Requirement »
Reproduce every record below exactly as it appears.

[Stored items from a collection]

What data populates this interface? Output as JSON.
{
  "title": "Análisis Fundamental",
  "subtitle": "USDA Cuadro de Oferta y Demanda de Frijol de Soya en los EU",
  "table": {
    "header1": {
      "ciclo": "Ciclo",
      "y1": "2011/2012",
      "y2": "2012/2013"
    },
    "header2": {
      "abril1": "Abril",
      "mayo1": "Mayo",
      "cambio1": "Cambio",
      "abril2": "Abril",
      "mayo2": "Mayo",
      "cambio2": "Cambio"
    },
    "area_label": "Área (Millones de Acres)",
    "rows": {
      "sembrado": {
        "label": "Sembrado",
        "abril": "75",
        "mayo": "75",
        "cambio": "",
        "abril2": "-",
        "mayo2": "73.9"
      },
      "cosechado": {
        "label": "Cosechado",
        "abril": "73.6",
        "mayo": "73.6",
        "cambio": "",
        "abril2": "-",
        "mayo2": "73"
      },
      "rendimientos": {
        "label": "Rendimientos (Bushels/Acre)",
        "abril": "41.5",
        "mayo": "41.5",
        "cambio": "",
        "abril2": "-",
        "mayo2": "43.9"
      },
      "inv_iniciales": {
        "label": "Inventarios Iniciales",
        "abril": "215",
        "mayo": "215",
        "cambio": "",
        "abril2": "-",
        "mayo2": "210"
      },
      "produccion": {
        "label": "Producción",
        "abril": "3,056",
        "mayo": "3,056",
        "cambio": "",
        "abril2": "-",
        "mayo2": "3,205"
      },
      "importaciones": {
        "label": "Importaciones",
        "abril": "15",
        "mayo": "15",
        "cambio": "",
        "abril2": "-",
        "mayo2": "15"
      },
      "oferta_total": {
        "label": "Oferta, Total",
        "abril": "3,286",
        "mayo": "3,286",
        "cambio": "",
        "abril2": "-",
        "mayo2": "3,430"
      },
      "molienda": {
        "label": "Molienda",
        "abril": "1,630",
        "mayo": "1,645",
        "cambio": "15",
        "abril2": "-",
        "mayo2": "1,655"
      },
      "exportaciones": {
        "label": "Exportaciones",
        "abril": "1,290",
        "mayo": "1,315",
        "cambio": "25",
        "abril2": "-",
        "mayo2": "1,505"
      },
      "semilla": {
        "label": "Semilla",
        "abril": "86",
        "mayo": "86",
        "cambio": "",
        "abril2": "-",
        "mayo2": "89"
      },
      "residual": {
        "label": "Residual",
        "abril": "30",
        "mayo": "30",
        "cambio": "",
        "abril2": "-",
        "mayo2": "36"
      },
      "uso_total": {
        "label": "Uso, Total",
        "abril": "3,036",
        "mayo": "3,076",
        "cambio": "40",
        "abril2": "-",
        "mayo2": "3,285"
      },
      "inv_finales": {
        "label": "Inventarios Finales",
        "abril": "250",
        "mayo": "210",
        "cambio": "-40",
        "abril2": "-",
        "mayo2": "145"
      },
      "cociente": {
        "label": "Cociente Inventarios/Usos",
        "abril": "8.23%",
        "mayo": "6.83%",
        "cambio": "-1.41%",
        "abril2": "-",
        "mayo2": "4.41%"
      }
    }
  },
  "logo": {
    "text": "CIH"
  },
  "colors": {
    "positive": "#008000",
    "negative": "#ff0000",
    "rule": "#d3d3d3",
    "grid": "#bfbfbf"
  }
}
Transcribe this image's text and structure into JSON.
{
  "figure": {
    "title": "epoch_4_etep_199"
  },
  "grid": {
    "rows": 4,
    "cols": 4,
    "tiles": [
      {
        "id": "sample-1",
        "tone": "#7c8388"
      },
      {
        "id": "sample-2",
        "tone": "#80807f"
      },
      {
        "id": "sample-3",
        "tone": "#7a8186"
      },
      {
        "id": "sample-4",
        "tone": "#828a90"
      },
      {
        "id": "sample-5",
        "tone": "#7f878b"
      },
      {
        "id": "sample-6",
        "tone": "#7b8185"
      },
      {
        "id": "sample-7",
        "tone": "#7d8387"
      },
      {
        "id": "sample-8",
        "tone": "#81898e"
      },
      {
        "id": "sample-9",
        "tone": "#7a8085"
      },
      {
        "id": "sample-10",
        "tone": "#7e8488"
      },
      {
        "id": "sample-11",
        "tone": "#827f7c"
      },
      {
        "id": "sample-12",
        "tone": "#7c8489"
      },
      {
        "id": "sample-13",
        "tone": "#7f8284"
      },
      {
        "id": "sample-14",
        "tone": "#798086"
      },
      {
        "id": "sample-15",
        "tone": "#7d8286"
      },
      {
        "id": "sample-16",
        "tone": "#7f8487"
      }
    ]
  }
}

Solution for this exercise »
What data populates this interface? Output as JSON.
{
  "title": "Análisis Fundamental",
  "subtitle": "USDA Cuadro de Oferta y Demanda de Frijol de Soya en los EU",
  "table": {
    "header1": {
      "ciclo": "Ciclo",
      "y1": "2011/2012",
      "y2": "2012/2013"
    },
    "header2": {
      "abril1": "Abril",
      "mayo1": "Mayo",
      "cambio1": "Cambio",
      "abril2": "Abril",
      "mayo2": "Mayo",
      "cambio2": "Cambio"
    },
    "area_label": "Área (Millones de Acres)",
    "rows": {
      "sembrado": {
        "label": "Sembrado",
        "abril": "75",
        "mayo": "75",
        "cambio": "",
        "abril2": "-",
        "mayo2": "73.9"
      },
      "cosechado": {
        "label": "Cosechado",
        "abril": "73.6",
        "mayo": "73.6",
        "cambio": "",
        "abril2": "-",
        "mayo2": "73"
      },
      "rendimientos": {
        "label": "Rendimientos (Bushels/Acre)",
        "abril": "41.5",
        "mayo": "41.5",
        "cambio": "",
        "abril2": "-",
        "mayo2": "43.9"
      },
      "inv_iniciales": {
        "label": "Inventarios Iniciales",
        "abril": "215",
        "mayo": "215",
        "cambio": "",
        "abril2": "-",
        "mayo2": "210"
      },
      "produccion": {
        "label": "Producción",
        "abril": "3,056",
        "mayo": "3,056",
        "cambio": "",
        "abril2": "-",
        "mayo2": "3,205"
      },
      "importaciones": {
        "label": "Importaciones",
        "abril": "15",
        "mayo": "15",
        "cambio": "",
        "abril2": "-",
        "mayo2": "15"
      },
      "oferta_total": {
        "label": "Oferta, Total",
        "abril": "3,286",
        "mayo": "3,286",
        "cambio": "",
        "abril2": "-",
        "mayo2": "3,430"
      },
      "molienda": {
        "label": "Molienda",
        "abril": "1,630",
        "mayo": "1,645",
        "cambio": "15",
        "abril2": "-",
        "mayo2": "1,655"
      },
      "exportaciones": {
        "label": "Exportaciones",
        "abril": "1,290",
        "mayo": "1,315",
        "cambio": "25",
        "abril2": "-",
        "mayo2": "1,505"
      },
      "semilla": {
        "label": "Semilla",
        "abril": "86",
        "mayo": "86",
        "cambio": "",
        "abril2": "-",
        "mayo2": "89"
      },
      "residual": {
        "label": "Residual",
        "abril": "30",
        "mayo": "30",
        "cambio": "",
        "abril2": "-",
        "mayo2": "36"
      },
      "uso_total": {
        "label": "Uso, Total",
        "abril": "3,036",
        "mayo": "3,076",
        "cambio": "40",
        "abril2": "-",
        "mayo2": "3,285"
      },
      "inv_finales": {
        "label": "Inventarios Finales",
        "abril": "250",
        "mayo": "210",
        "cambio": "-40",
        "abril2": "-",
        "mayo2": "145"
      },
      "cociente": {
        "label": "Cociente Inventarios/Usos",
        "abril": "8.23%",
        "mayo": "6.83%",
        "cambio": "-1.41%",
        "abril2": "-",
        "mayo2": "4.41%"
      }
    }
  },
  "logo": {
    "text": "CIH"
  },
  "colors": {
    "positive": "#008000",
    "negative": "#ff0000",
    "rule": "#d3d3d3",
    "grid": "#bfbfbf"
  }
}
Transcribe this image's text and structure into JSON.
{
  "figure": {
    "title": "epoch_4_etep_199"
  },
  "grid": {
    "rows": 4,
    "cols": 4,
    "tiles": [
      {
        "id": "sample-1",
        "tone": "#7c8388"
      },
      {
        "id": "sample-2",
        "tone": "#80807f"
      },
      {
        "id": "sample-3",
        "tone": "#7a8186"
      },
      {
        "id": "sample-4",
        "tone": "#828a90"
      },
      {
        "id": "sample-5",
        "tone": "#7f878b"
      },
      {
        "id": "sample-6",
        "tone": "#7b8185"
      },
      {
        "id": "sample-7",
        "tone": "#7d8387"
      },
      {
        "id": "sample-8",
        "tone": "#81898e"
      },
      {
        "id": "sample-9",
        "tone": "#7a8085"
      },
      {
        "id": "sample-10",
        "tone": "#7e8488"
      },
      {
        "id": "sample-11",
        "tone": "#827f7c"
      },
      {
        "id": "sample-12",
        "tone": "#7c8489"
      },
      {
        "id": "sample-13",
        "tone": "#7f8284"
      },
      {
        "id": "sample-14",
        "tone": "#798086"
      },
      {
        "id": "sample-15",
        "tone": "#7d8286"
      },
      {
        "id": "sample-16",
        "tone": "#7f8487"
      }
    ]
  }
}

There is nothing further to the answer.